§ **REQUIREMENT**: Take every line from the listing below that includes "explain" and copy it.

§ **RECORD SET**:
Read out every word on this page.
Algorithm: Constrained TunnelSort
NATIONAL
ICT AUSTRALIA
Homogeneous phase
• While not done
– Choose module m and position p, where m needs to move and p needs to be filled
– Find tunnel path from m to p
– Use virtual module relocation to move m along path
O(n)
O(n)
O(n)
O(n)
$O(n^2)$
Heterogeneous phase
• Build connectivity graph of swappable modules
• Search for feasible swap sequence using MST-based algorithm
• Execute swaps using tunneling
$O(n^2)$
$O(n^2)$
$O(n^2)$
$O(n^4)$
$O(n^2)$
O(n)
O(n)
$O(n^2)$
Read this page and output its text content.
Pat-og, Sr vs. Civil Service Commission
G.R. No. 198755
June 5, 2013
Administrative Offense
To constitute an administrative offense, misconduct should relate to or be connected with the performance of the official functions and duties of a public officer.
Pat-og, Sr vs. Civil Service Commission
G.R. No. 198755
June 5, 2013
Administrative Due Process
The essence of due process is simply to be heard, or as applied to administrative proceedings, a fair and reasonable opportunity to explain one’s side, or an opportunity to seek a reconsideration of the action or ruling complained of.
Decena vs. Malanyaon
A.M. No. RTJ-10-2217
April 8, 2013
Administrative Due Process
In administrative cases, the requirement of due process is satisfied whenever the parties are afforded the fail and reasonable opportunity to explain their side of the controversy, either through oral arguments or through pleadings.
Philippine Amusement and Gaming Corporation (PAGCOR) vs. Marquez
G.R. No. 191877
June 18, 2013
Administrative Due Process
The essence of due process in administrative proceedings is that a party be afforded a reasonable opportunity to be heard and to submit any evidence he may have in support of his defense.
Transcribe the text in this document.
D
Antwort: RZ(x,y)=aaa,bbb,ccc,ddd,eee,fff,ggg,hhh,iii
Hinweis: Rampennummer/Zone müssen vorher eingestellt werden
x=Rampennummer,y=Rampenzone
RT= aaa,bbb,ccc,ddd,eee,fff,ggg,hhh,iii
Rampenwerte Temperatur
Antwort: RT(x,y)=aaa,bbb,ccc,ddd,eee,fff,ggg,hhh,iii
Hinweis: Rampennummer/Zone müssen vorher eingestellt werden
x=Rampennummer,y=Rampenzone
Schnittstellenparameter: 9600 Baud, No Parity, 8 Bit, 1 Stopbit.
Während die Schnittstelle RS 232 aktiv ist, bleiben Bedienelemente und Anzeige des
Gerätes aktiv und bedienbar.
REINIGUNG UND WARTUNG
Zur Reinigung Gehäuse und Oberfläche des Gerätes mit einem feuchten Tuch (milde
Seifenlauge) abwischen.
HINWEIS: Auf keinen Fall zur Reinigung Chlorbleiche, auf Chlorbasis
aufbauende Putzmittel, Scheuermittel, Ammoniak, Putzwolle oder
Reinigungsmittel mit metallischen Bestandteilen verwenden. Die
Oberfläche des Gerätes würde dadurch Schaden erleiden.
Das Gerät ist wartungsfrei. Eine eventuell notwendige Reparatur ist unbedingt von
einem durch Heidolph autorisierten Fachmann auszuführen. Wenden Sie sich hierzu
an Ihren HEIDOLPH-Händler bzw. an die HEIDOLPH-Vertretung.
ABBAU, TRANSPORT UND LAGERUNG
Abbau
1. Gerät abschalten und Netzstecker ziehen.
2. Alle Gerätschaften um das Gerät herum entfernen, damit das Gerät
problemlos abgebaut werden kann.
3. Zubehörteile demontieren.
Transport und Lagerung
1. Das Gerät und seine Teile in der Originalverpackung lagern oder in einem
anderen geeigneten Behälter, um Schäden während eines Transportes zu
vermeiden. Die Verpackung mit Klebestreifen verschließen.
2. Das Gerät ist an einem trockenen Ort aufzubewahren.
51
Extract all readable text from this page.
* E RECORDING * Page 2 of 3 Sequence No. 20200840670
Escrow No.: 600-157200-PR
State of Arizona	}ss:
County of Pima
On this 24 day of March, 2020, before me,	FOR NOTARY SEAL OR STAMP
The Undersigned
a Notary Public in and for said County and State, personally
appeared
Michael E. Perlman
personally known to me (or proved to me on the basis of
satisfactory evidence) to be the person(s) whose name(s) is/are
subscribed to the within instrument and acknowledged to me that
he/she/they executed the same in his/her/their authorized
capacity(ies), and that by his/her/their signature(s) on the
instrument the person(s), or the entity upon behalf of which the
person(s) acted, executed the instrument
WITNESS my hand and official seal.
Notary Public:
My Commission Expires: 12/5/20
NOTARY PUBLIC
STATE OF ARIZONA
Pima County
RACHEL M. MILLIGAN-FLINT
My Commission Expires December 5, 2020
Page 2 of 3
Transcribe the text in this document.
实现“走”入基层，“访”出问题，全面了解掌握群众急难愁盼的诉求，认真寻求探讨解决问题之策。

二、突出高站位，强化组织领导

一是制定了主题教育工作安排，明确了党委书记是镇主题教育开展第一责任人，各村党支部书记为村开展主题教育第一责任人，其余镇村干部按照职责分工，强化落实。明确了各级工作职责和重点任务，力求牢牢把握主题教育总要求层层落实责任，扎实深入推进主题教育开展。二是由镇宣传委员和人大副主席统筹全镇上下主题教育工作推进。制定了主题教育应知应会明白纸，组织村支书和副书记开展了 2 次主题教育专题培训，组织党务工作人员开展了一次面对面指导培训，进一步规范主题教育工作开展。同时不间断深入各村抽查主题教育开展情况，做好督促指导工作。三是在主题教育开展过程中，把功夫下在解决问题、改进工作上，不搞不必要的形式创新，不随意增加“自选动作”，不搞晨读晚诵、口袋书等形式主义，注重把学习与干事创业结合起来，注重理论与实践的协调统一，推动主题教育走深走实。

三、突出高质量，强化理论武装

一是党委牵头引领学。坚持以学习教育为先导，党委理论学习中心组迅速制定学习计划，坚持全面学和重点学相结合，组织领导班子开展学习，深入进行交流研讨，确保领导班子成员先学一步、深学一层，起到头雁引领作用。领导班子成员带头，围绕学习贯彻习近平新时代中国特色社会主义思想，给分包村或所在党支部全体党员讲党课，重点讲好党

§ **ANSWER TO THIS TASK**:
The essence of due process is simply to be heard, or as applied to administrative proceedings, a fair and reasonable opportunity to explain one’s side, or an opportunity to seek a reconsideration of the action or ruling complained of.
In administrative cases, the requirement of due process is satisfied whenever the parties are afforded the fail and reasonable opportunity to explain their side of the controversy, either through oral arguments or through pleadings.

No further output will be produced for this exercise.